Exercise instructions
Print every entry, word for word, and skip the images.

Figure record listings:
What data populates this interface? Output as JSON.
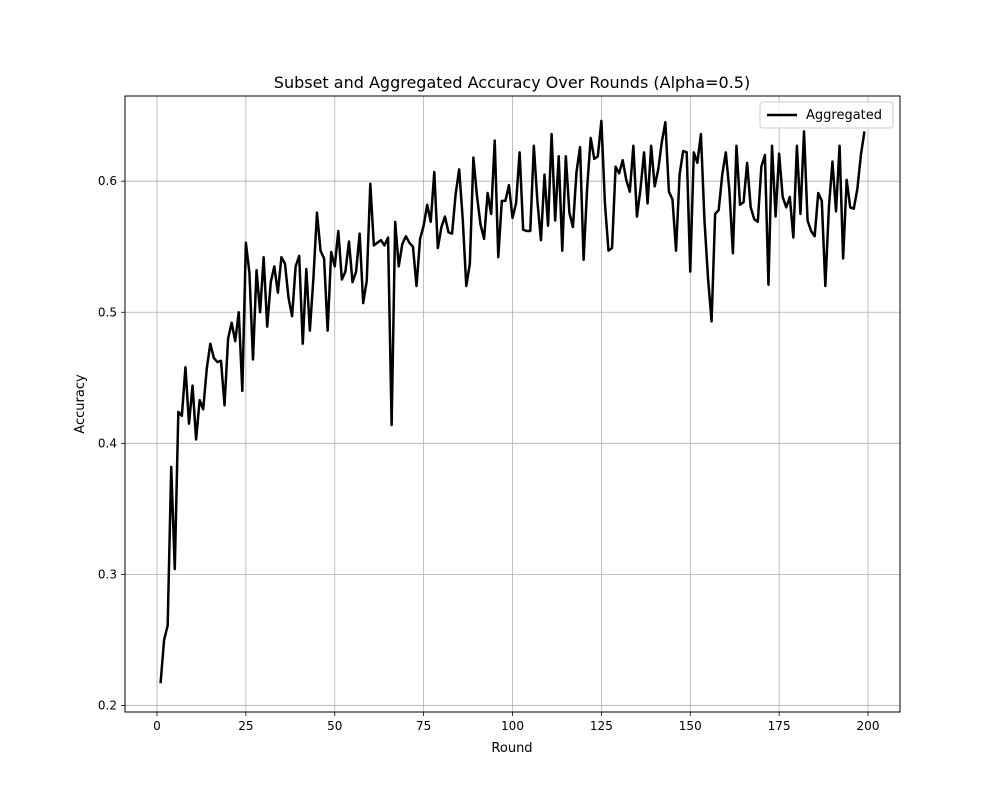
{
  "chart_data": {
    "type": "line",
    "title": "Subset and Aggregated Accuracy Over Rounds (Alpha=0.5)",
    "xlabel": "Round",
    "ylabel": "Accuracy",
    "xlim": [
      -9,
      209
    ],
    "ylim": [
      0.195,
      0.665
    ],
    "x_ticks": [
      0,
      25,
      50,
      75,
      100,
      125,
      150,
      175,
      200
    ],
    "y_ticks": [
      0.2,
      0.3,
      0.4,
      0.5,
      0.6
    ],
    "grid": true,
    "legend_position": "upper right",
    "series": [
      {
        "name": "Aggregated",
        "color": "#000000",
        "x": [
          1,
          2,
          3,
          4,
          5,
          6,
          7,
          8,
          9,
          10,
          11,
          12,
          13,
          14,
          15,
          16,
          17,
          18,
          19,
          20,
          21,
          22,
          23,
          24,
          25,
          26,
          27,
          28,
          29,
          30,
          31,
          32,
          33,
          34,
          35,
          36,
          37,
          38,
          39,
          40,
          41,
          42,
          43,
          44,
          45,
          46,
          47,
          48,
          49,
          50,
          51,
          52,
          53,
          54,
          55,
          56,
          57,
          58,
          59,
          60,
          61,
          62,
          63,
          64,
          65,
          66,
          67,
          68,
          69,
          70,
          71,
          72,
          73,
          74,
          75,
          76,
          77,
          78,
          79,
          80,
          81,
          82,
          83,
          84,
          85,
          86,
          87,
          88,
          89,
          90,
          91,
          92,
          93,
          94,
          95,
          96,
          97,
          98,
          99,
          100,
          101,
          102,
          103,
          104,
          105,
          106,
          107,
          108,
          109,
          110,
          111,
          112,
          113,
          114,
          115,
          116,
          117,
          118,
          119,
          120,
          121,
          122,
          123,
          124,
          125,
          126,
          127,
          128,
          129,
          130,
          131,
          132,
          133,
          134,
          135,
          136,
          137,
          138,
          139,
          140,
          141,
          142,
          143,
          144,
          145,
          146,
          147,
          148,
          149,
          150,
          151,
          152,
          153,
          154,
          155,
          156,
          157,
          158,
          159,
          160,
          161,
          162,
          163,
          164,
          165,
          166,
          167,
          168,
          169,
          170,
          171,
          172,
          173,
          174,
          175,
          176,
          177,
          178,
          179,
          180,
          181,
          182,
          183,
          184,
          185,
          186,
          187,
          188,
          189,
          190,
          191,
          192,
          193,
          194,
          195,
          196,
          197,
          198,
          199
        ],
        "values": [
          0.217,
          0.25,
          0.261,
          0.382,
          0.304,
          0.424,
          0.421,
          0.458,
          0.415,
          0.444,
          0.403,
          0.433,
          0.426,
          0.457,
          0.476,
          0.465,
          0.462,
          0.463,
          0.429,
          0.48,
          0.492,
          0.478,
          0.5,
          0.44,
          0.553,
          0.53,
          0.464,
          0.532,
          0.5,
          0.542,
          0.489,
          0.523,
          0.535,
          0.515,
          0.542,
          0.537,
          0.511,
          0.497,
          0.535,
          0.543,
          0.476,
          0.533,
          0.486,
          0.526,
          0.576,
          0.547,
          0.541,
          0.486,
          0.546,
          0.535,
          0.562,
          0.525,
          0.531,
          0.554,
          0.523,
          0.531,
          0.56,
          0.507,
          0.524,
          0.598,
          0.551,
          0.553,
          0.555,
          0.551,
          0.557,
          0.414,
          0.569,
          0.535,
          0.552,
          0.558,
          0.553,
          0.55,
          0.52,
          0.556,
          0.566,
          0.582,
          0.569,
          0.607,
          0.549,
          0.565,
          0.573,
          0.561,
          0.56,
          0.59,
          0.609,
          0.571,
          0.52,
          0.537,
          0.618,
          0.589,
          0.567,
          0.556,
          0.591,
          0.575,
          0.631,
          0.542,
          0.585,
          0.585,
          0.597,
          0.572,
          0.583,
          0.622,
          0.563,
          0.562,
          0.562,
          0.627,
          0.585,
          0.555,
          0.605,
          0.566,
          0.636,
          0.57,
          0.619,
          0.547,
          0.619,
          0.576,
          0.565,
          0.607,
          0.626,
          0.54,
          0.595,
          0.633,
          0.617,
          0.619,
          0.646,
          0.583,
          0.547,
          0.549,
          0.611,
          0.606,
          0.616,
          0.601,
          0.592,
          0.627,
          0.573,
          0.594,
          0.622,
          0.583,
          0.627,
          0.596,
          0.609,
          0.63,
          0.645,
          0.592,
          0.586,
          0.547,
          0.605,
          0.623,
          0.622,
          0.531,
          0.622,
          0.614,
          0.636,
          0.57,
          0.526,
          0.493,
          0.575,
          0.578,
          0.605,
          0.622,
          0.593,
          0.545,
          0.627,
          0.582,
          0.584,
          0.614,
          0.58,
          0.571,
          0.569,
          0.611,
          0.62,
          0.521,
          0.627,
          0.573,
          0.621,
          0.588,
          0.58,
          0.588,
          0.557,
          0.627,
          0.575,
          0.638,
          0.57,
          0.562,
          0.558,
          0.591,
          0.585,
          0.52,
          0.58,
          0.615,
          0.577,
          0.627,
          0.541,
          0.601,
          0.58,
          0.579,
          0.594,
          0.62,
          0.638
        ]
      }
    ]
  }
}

Response to this task
What data populates this interface? Output as JSON.
{
  "chart_data": {
    "type": "line",
    "title": "Subset and Aggregated Accuracy Over Rounds (Alpha=0.5)",
    "xlabel": "Round",
    "ylabel": "Accuracy",
    "xlim": [
      -9,
      209
    ],
    "ylim": [
      0.195,
      0.665
    ],
    "x_ticks": [
      0,
      25,
      50,
      75,
      100,
      125,
      150,
      175,
      200
    ],
    "y_ticks": [
      0.2,
      0.3,
      0.4,
      0.5,
      0.6
    ],
    "grid": true,
    "legend_position": "upper right",
    "series": [
      {
        "name": "Aggregated",
        "color": "#000000",
        "x": [
          1,
          2,
          3,
          4,
          5,
          6,
          7,
          8,
          9,
          10,
          11,
          12,
          13,
          14,
          15,
          16,
          17,
          18,
          19,
          20,
          21,
          22,
          23,
          24,
          25,
          26,
          27,
          28,
          29,
          30,
          31,
          32,
          33,
          34,
          35,
          36,
          37,
          38,
          39,
          40,
          41,
          42,
          43,
          44,
          45,
          46,
          47,
          48,
          49,
          50,
          51,
          52,
          53,
          54,
          55,
          56,
          57,
          58,
          59,
          60,
          61,
          62,
          63,
          64,
          65,
          66,
          67,
          68,
          69,
          70,
          71,
          72,
          73,
          74,
          75,
          76,
          77,
          78,
          79,
          80,
          81,
          82,
          83,
          84,
          85,
          86,
          87,
          88,
          89,
          90,
          91,
          92,
          93,
          94,
          95,
          96,
          97,
          98,
          99,
          100,
          101,
          102,
          103,
          104,
          105,
          106,
          107,
          108,
          109,
          110,
          111,
          112,
          113,
          114,
          115,
          116,
          117,
          118,
          119,
          120,
          121,
          122,
          123,
          124,
          125,
          126,
          127,
          128,
          129,
          130,
          131,
          132,
          133,
          134,
          135,
          136,
          137,
          138,
          139,
          140,
          141,
          142,
          143,
          144,
          145,
          146,
          147,
          148,
          149,
          150,
          151,
          152,
          153,
          154,
          155,
          156,
          157,
          158,
          159,
          160,
          161,
          162,
          163,
          164,
          165,
          166,
          167,
          168,
          169,
          170,
          171,
          172,
          173,
          174,
          175,
          176,
          177,
          178,
          179,
          180,
          181,
          182,
          183,
          184,
          185,
          186,
          187,
          188,
          189,
          190,
          191,
          192,
          193,
          194,
          195,
          196,
          197,
          198,
          199
        ],
        "values": [
          0.217,
          0.25,
          0.261,
          0.382,
          0.304,
          0.424,
          0.421,
          0.458,
          0.415,
          0.444,
          0.403,
          0.433,
          0.426,
          0.457,
          0.476,
          0.465,
          0.462,
          0.463,
          0.429,
          0.48,
          0.492,
          0.478,
          0.5,
          0.44,
          0.553,
          0.53,
          0.464,
          0.532,
          0.5,
          0.542,
          0.489,
          0.523,
          0.535,
          0.515,
          0.542,
          0.537,
          0.511,
          0.497,
          0.535,
          0.543,
          0.476,
          0.533,
          0.486,
          0.526,
          0.576,
          0.547,
          0.541,
          0.486,
          0.546,
          0.535,
          0.562,
          0.525,
          0.531,
          0.554,
          0.523,
          0.531,
          0.56,
          0.507,
          0.524,
          0.598,
          0.551,
          0.553,
          0.555,
          0.551,
          0.557,
          0.414,
          0.569,
          0.535,
          0.552,
          0.558,
          0.553,
          0.55,
          0.52,
          0.556,
          0.566,
          0.582,
          0.569,
          0.607,
          0.549,
          0.565,
          0.573,
          0.561,
          0.56,
          0.59,
          0.609,
          0.571,
          0.52,
          0.537,
          0.618,
          0.589,
          0.567,
          0.556,
          0.591,
          0.575,
          0.631,
          0.542,
          0.585,
          0.585,
          0.597,
          0.572,
          0.583,
          0.622,
          0.563,
          0.562,
          0.562,
          0.627,
          0.585,
          0.555,
          0.605,
          0.566,
          0.636,
          0.57,
          0.619,
          0.547,
          0.619,
          0.576,
          0.565,
          0.607,
          0.626,
          0.54,
          0.595,
          0.633,
          0.617,
          0.619,
          0.646,
          0.583,
          0.547,
          0.549,
          0.611,
          0.606,
          0.616,
          0.601,
          0.592,
          0.627,
          0.573,
          0.594,
          0.622,
          0.583,
          0.627,
          0.596,
          0.609,
          0.63,
          0.645,
          0.592,
          0.586,
          0.547,
          0.605,
          0.623,
          0.622,
          0.531,
          0.622,
          0.614,
          0.636,
          0.57,
          0.526,
          0.493,
          0.575,
          0.578,
          0.605,
          0.622,
          0.593,
          0.545,
          0.627,
          0.582,
          0.584,
          0.614,
          0.58,
          0.571,
          0.569,
          0.611,
          0.62,
          0.521,
          0.627,
          0.573,
          0.621,
          0.588,
          0.58,
          0.588,
          0.557,
          0.627,
          0.575,
          0.638,
          0.57,
          0.562,
          0.558,
          0.591,
          0.585,
          0.52,
          0.58,
          0.615,
          0.577,
          0.627,
          0.541,
          0.601,
          0.58,
          0.579,
          0.594,
          0.62,
          0.638
        ]
      }
    ]
  }
}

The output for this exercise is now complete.